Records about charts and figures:
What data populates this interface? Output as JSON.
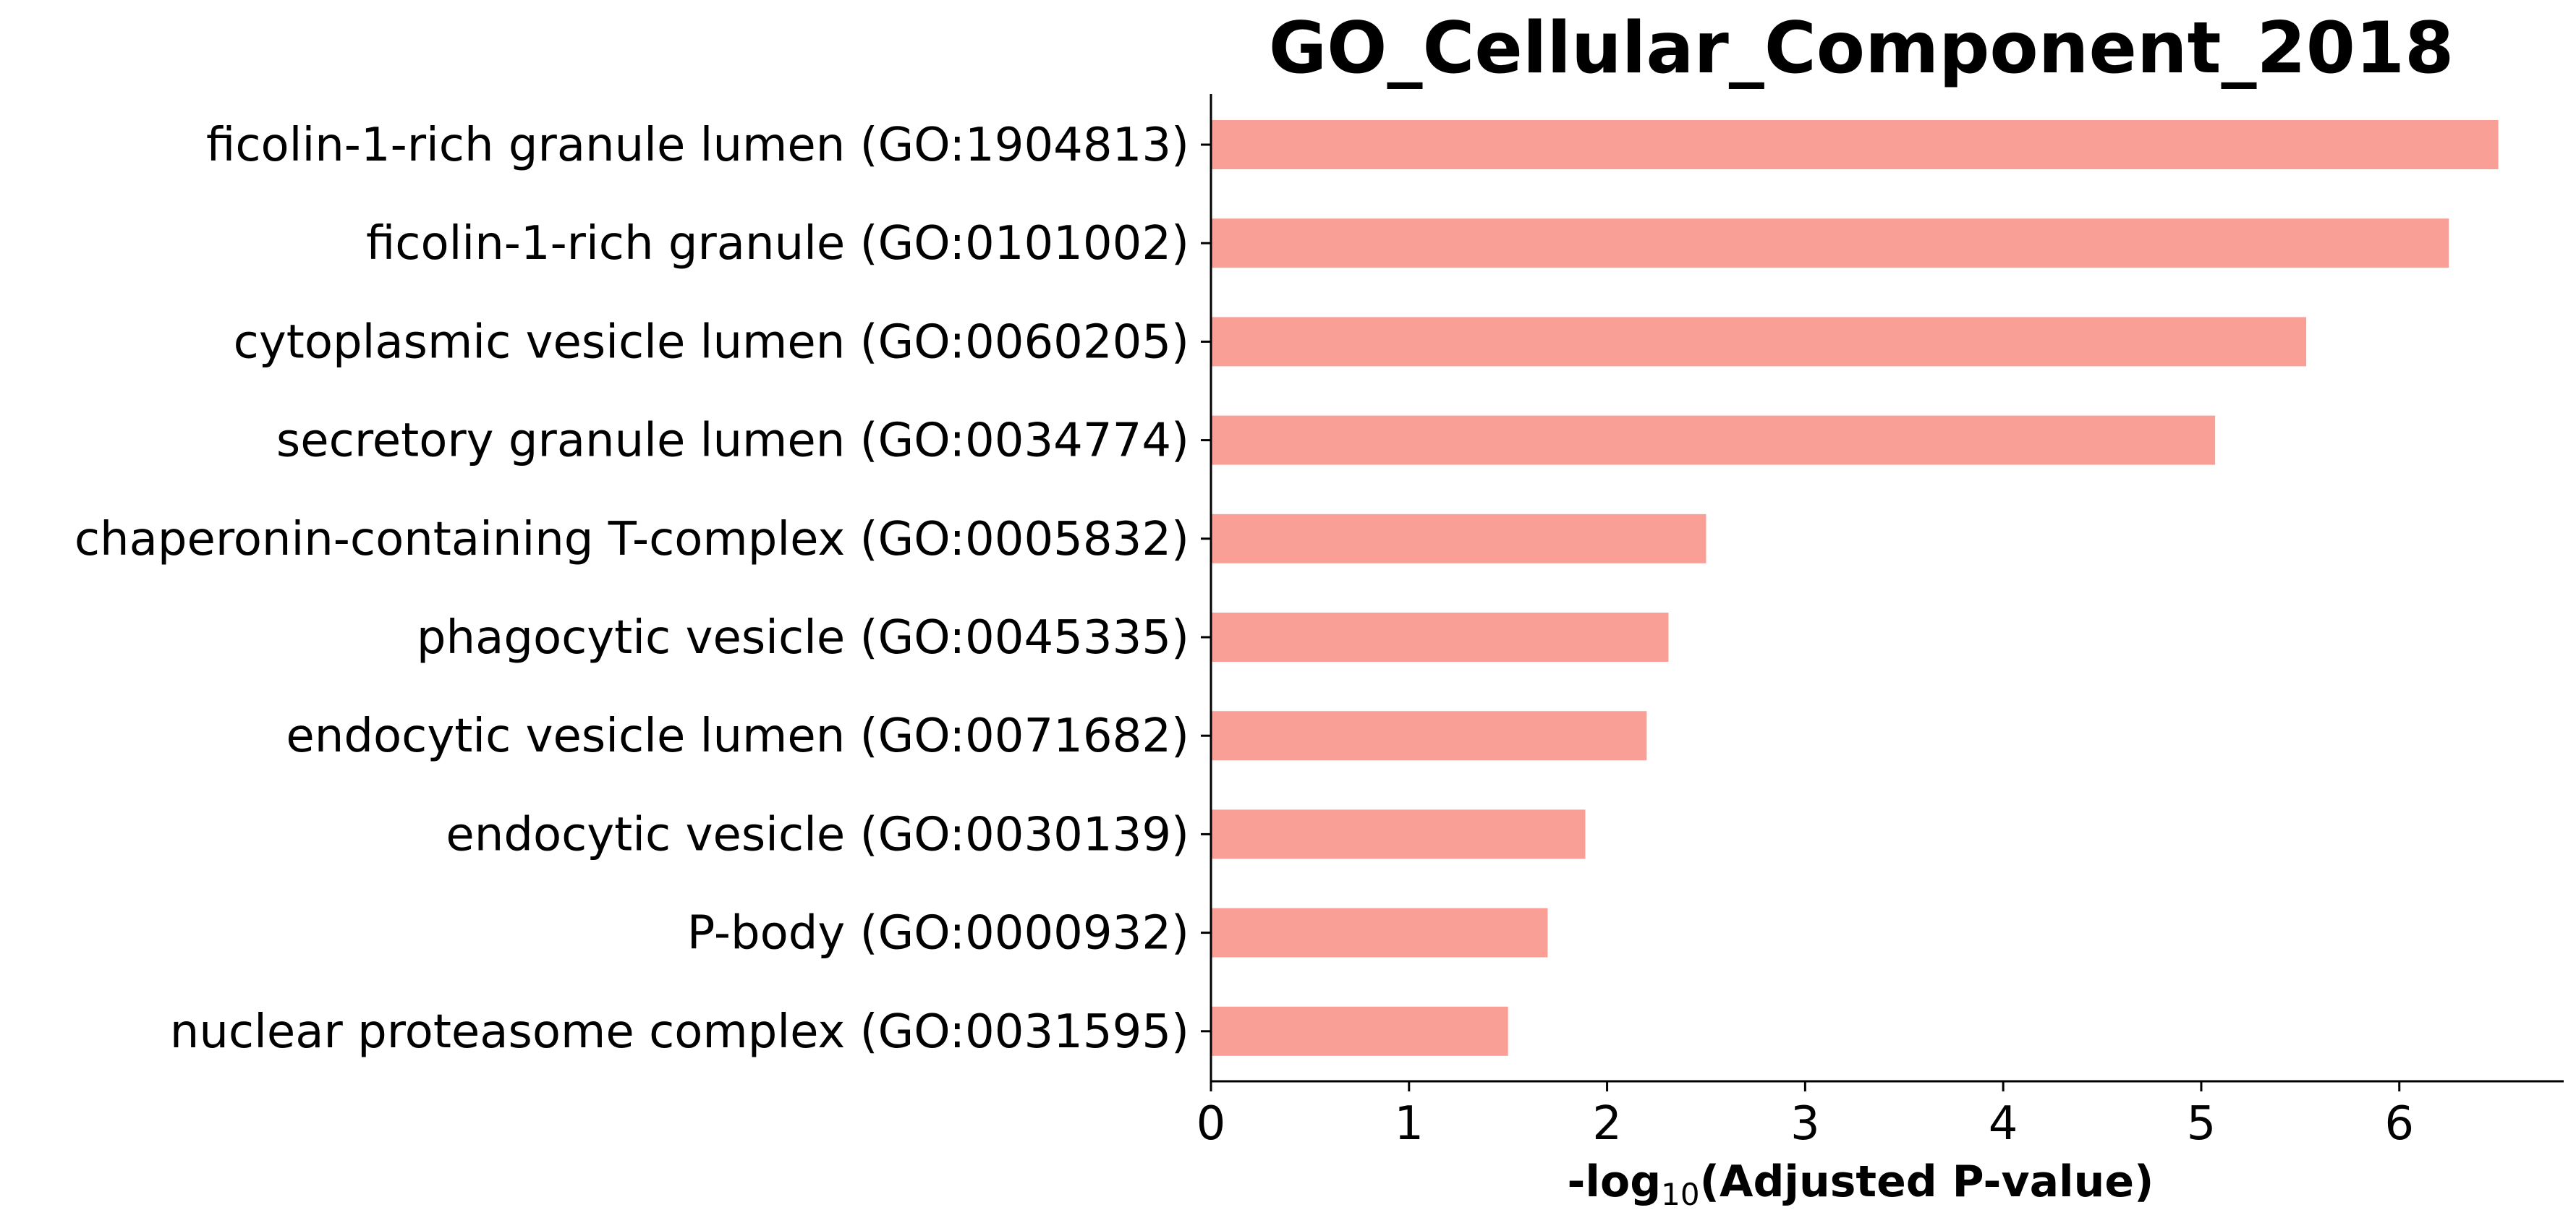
{
  "chart_data": {
    "type": "bar",
    "orientation": "horizontal",
    "title": "GO_Cellular_Component_2018",
    "xlabel": {
      "prefix": "-log",
      "subscript": "10",
      "suffix": "(Adjusted P-value)"
    },
    "ylabel": "",
    "categories": [
      "ficolin-1-rich granule lumen (GO:1904813)",
      "ficolin-1-rich granule (GO:0101002)",
      "cytoplasmic vesicle lumen (GO:0060205)",
      "secretory granule lumen (GO:0034774)",
      "chaperonin-containing T-complex (GO:0005832)",
      "phagocytic vesicle (GO:0045335)",
      "endocytic vesicle lumen (GO:0071682)",
      "endocytic vesicle (GO:0030139)",
      "P-body (GO:0000932)",
      "nuclear proteasome complex (GO:0031595)"
    ],
    "values": [
      6.5,
      6.25,
      5.53,
      5.07,
      2.5,
      2.31,
      2.2,
      1.89,
      1.7,
      1.5
    ],
    "xlim": [
      0,
      6.83
    ],
    "xticks": [
      "0",
      "1",
      "2",
      "3",
      "4",
      "5",
      "6"
    ],
    "bar_color": "#fa9f96",
    "axis_color": "#000000",
    "grid": false,
    "legend": "none",
    "spines": [
      "left",
      "bottom"
    ]
  }
}
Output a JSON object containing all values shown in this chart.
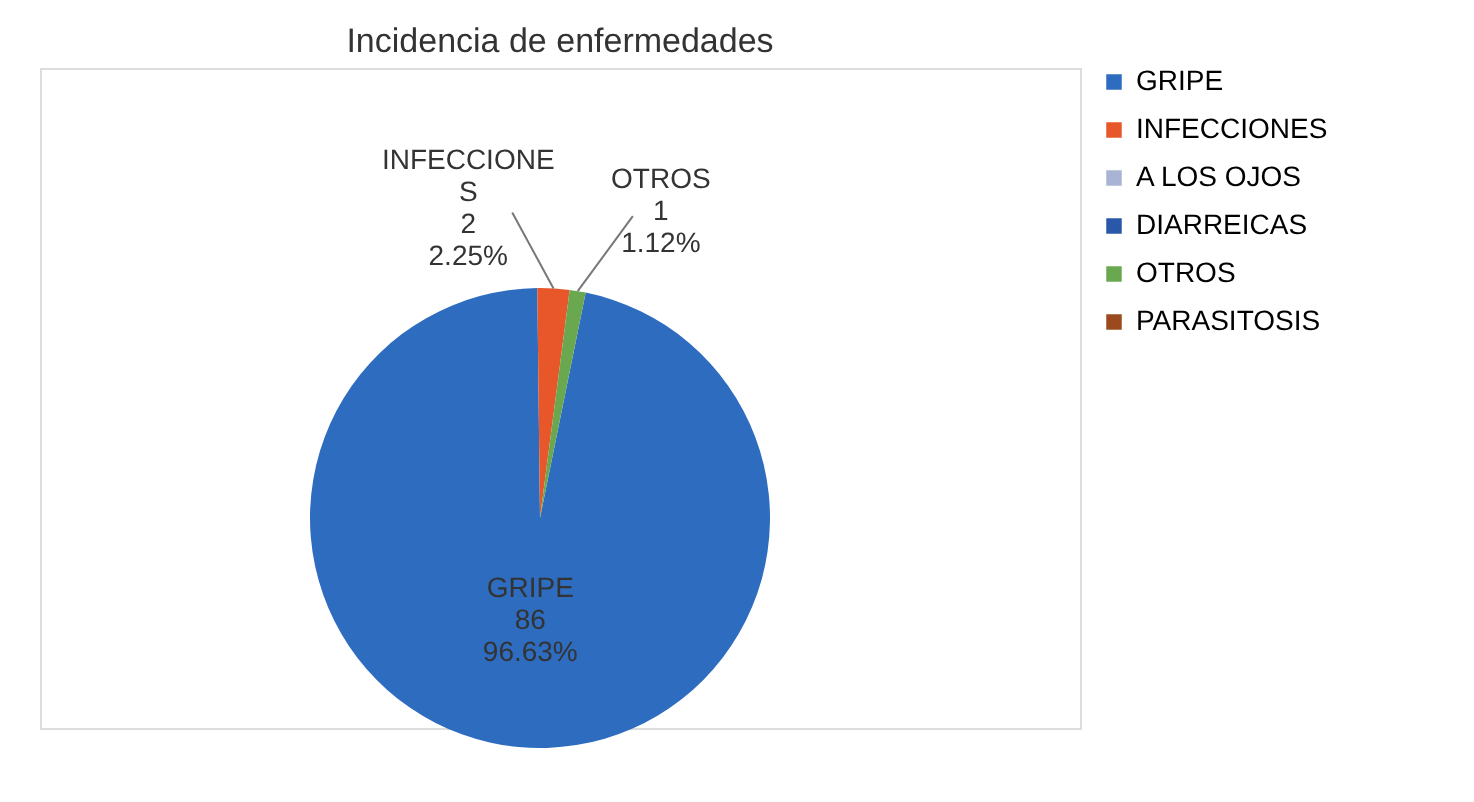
{
  "chart_data": {
    "type": "pie",
    "title": "Incidencia de enfermedades",
    "categories": [
      "GRIPE",
      "INFECCIONES",
      "A LOS OJOS",
      "DIARREICAS",
      "OTROS",
      "PARASITOSIS"
    ],
    "values": [
      86,
      2,
      0,
      0,
      1,
      0
    ],
    "colors": [
      "#2e6cc0",
      "#e8572a",
      "#a9b4d4",
      "#2a58a8",
      "#6aa84f",
      "#9a4a1c"
    ],
    "value_labels": [
      "GRIPE\n86\n96.63%",
      "INFECCIONE\nS\n2\n2.25%",
      null,
      null,
      "OTROS\n1\n1.12%",
      null
    ],
    "legend": "right"
  }
}
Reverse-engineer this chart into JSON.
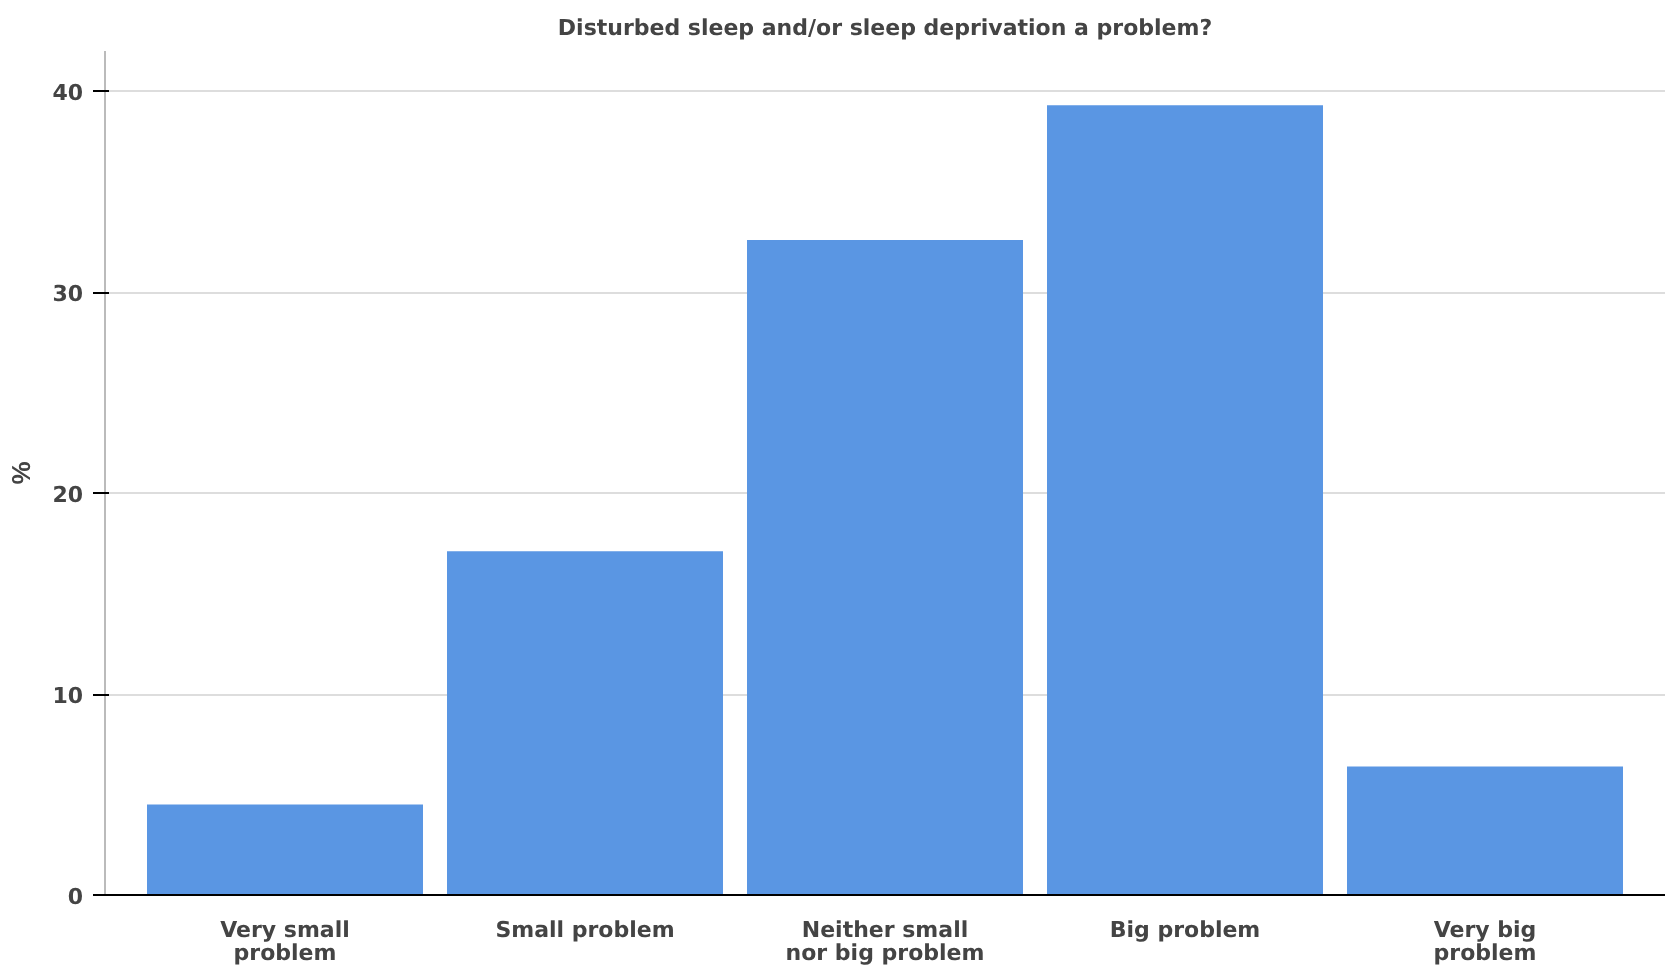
{
  "chart_data": {
    "type": "bar",
    "title": "Disturbed sleep and/or sleep deprivation a problem?",
    "ylabel": "%",
    "categories": [
      "Very small problem",
      "Small problem",
      "Neither small nor big problem",
      "Big problem",
      "Very big problem"
    ],
    "values": [
      4.5,
      17.1,
      32.6,
      39.3,
      6.4
    ],
    "color": "#5a96e3",
    "ylim": [
      0,
      42
    ],
    "yticks": [
      0,
      10,
      20,
      30,
      40
    ],
    "grid": "y"
  }
}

* **WHAT IS ASKED**: Replicate the material above verbatim; images stay out of the copy.

* **COMPLETE OUTPUT**:
What data populates this interface? Output as JSON.
{
  "chart_data": {
    "type": "bar",
    "orientation": "horizontal",
    "title": "GO_Cellular_Component_2018",
    "xlabel": {
      "prefix": "-log",
      "subscript": "10",
      "suffix": "(Adjusted P-value)"
    },
    "ylabel": "",
    "categories": [
      "ficolin-1-rich granule lumen (GO:1904813)",
      "ficolin-1-rich granule (GO:0101002)",
      "cytoplasmic vesicle lumen (GO:0060205)",
      "secretory granule lumen (GO:0034774)",
      "chaperonin-containing T-complex (GO:0005832)",
      "phagocytic vesicle (GO:0045335)",
      "endocytic vesicle lumen (GO:0071682)",
      "endocytic vesicle (GO:0030139)",
      "P-body (GO:0000932)",
      "nuclear proteasome complex (GO:0031595)"
    ],
    "values": [
      6.5,
      6.25,
      5.53,
      5.07,
      2.5,
      2.31,
      2.2,
      1.89,
      1.7,
      1.5
    ],
    "xlim": [
      0,
      6.83
    ],
    "xticks": [
      "0",
      "1",
      "2",
      "3",
      "4",
      "5",
      "6"
    ],
    "bar_color": "#fa9f96",
    "axis_color": "#000000",
    "grid": false,
    "legend": "none",
    "spines": [
      "left",
      "bottom"
    ]
  }
}
Output a JSON object containing all values shown in this chart.
{
  "chart_data": {
    "type": "pie",
    "title": "Incidencia de enfermedades",
    "categories": [
      "GRIPE",
      "INFECCIONES",
      "A LOS OJOS",
      "DIARREICAS",
      "OTROS",
      "PARASITOSIS"
    ],
    "values": [
      86,
      2,
      0,
      0,
      1,
      0
    ],
    "colors": [
      "#2e6cc0",
      "#e8572a",
      "#a9b4d4",
      "#2a58a8",
      "#6aa84f",
      "#9a4a1c"
    ],
    "value_labels": [
      "GRIPE\n86\n96.63%",
      "INFECCIONE\nS\n2\n2.25%",
      null,
      null,
      "OTROS\n1\n1.12%",
      null
    ],
    "legend": "right"
  }
}
Reverse-engineer this chart into JSON.
{
  "chart_data": {
    "type": "bar",
    "title": "Disturbed sleep and/or sleep deprivation a problem?",
    "ylabel": "%",
    "categories": [
      "Very small problem",
      "Small problem",
      "Neither small nor big problem",
      "Big problem",
      "Very big problem"
    ],
    "values": [
      4.5,
      17.1,
      32.6,
      39.3,
      6.4
    ],
    "color": "#5a96e3",
    "ylim": [
      0,
      42
    ],
    "yticks": [
      0,
      10,
      20,
      30,
      40
    ],
    "grid": "y"
  }
}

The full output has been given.